Goal >> Make an exact copy of the records, with the images left out.
BEGIN Listing
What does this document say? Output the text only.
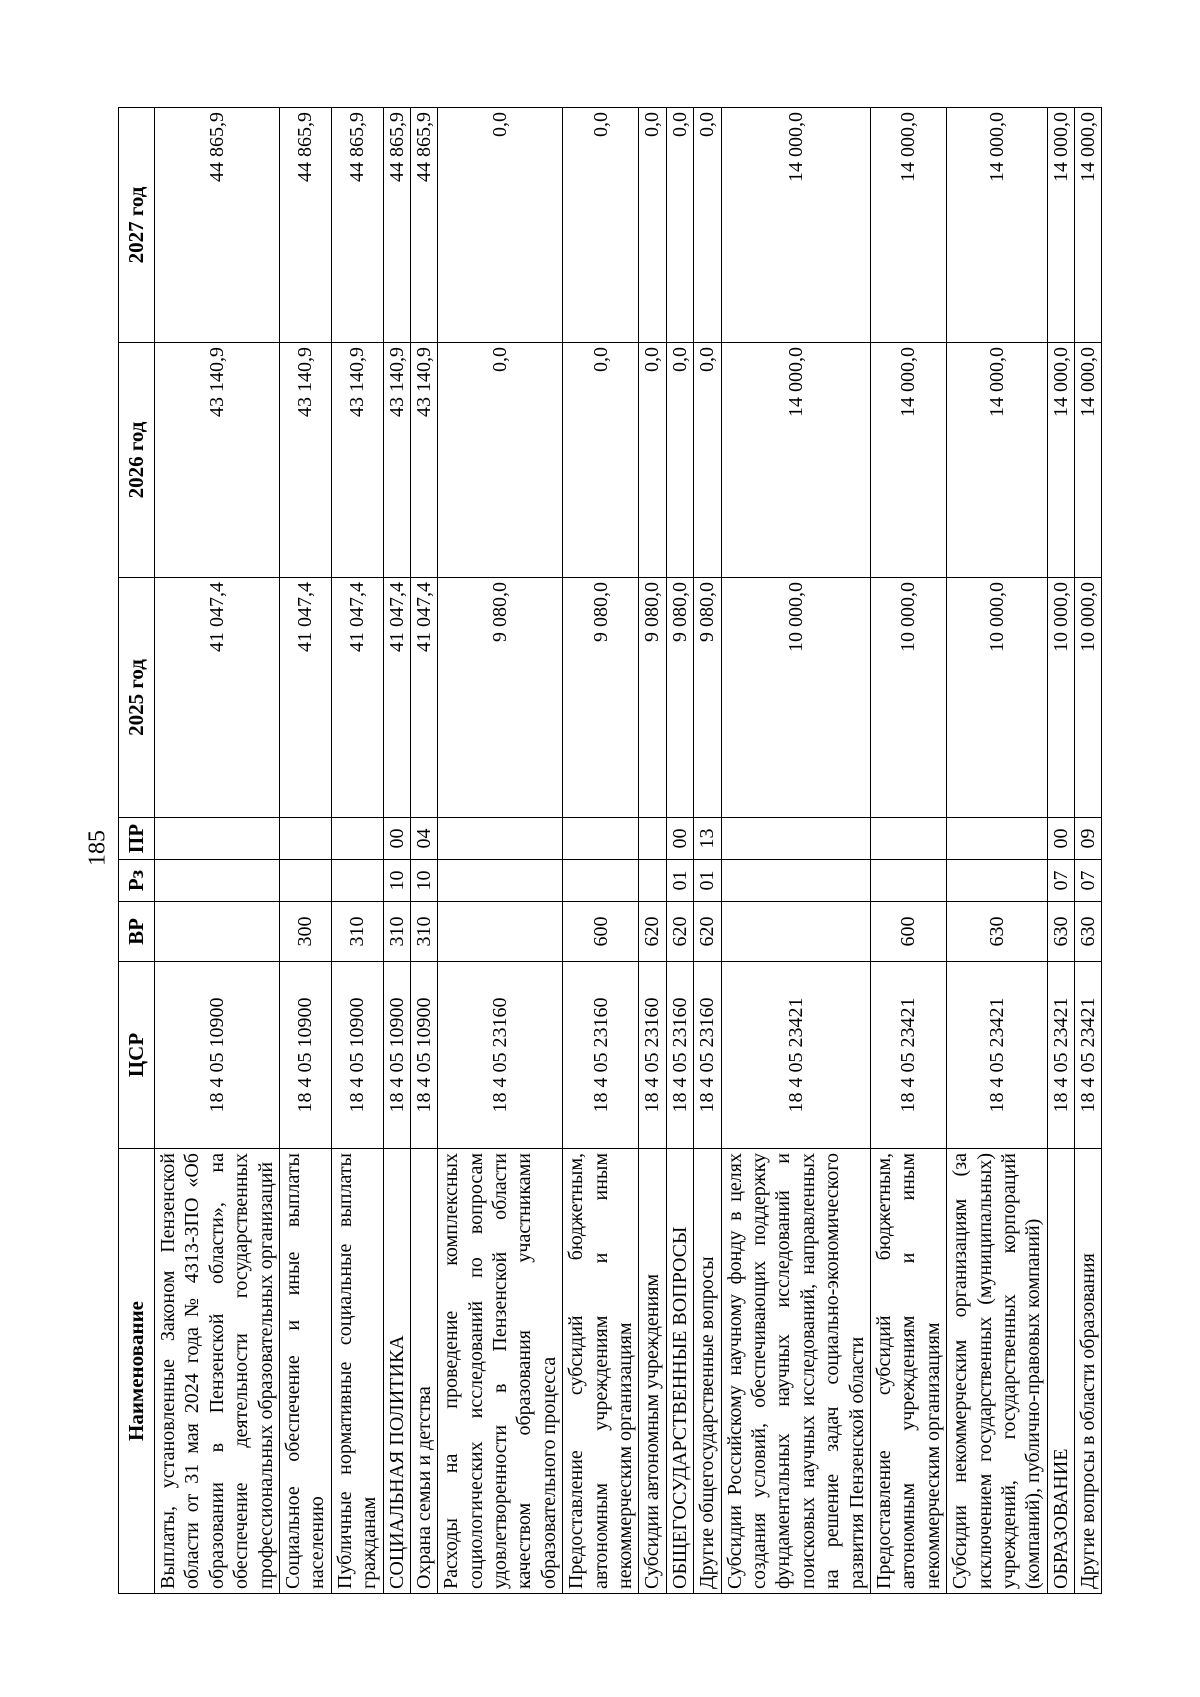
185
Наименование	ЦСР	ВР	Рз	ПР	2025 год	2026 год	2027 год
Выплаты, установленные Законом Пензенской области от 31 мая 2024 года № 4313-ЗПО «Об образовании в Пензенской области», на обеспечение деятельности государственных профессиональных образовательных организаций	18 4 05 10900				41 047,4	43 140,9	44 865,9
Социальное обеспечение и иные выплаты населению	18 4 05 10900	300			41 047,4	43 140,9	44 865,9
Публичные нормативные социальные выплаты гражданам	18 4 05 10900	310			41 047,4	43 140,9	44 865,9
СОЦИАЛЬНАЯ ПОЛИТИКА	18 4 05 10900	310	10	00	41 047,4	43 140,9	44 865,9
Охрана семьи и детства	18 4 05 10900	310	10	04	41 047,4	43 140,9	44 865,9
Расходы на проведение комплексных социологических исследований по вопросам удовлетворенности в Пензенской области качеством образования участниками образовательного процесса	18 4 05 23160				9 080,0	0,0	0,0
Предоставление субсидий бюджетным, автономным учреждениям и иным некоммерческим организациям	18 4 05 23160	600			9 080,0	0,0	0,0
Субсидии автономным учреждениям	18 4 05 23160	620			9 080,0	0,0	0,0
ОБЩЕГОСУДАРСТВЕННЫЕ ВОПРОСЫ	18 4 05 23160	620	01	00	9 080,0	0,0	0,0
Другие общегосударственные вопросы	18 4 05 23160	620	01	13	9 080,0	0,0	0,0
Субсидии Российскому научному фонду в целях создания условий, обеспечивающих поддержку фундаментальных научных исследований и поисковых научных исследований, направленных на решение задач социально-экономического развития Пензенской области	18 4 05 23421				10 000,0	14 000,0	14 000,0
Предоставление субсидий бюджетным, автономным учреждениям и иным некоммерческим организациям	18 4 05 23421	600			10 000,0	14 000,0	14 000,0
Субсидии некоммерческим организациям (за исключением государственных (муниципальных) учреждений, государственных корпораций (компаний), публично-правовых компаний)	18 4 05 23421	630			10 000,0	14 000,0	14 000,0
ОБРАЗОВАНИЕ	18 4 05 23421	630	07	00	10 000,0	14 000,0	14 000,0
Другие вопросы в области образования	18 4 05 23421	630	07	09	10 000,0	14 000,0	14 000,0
END Listing
Answer to the exercise >>
What does this document say? Output the text only.
185
Наименование	ЦСР	ВР	Рз	ПР	2025 год	2026 год	2027 год
Выплаты, установленные Законом Пензенской области от 31 мая 2024 года № 4313-ЗПО «Об образовании в Пензенской области», на обеспечение деятельности государственных профессиональных образовательных организаций	18 4 05 10900				41 047,4	43 140,9	44 865,9
Социальное обеспечение и иные выплаты населению	18 4 05 10900	300			41 047,4	43 140,9	44 865,9
Публичные нормативные социальные выплаты гражданам	18 4 05 10900	310			41 047,4	43 140,9	44 865,9
СОЦИАЛЬНАЯ ПОЛИТИКА	18 4 05 10900	310	10	00	41 047,4	43 140,9	44 865,9
Охрана семьи и детства	18 4 05 10900	310	10	04	41 047,4	43 140,9	44 865,9
Расходы на проведение комплексных социологических исследований по вопросам удовлетворенности в Пензенской области качеством образования участниками образовательного процесса	18 4 05 23160				9 080,0	0,0	0,0
Предоставление субсидий бюджетным, автономным учреждениям и иным некоммерческим организациям	18 4 05 23160	600			9 080,0	0,0	0,0
Субсидии автономным учреждениям	18 4 05 23160	620			9 080,0	0,0	0,0
ОБЩЕГОСУДАРСТВЕННЫЕ ВОПРОСЫ	18 4 05 23160	620	01	00	9 080,0	0,0	0,0
Другие общегосударственные вопросы	18 4 05 23160	620	01	13	9 080,0	0,0	0,0
Субсидии Российскому научному фонду в целях создания условий, обеспечивающих поддержку фундаментальных научных исследований и поисковых научных исследований, направленных на решение задач социально-экономического развития Пензенской области	18 4 05 23421				10 000,0	14 000,0	14 000,0
Предоставление субсидий бюджетным, автономным учреждениям и иным некоммерческим организациям	18 4 05 23421	600			10 000,0	14 000,0	14 000,0
Субсидии некоммерческим организациям (за исключением государственных (муниципальных) учреждений, государственных корпораций (компаний), публично-правовых компаний)	18 4 05 23421	630			10 000,0	14 000,0	14 000,0
ОБРАЗОВАНИЕ	18 4 05 23421	630	07	00	10 000,0	14 000,0	14 000,0
Другие вопросы в области образования	18 4 05 23421	630	07	09	10 000,0	14 000,0	14 000,0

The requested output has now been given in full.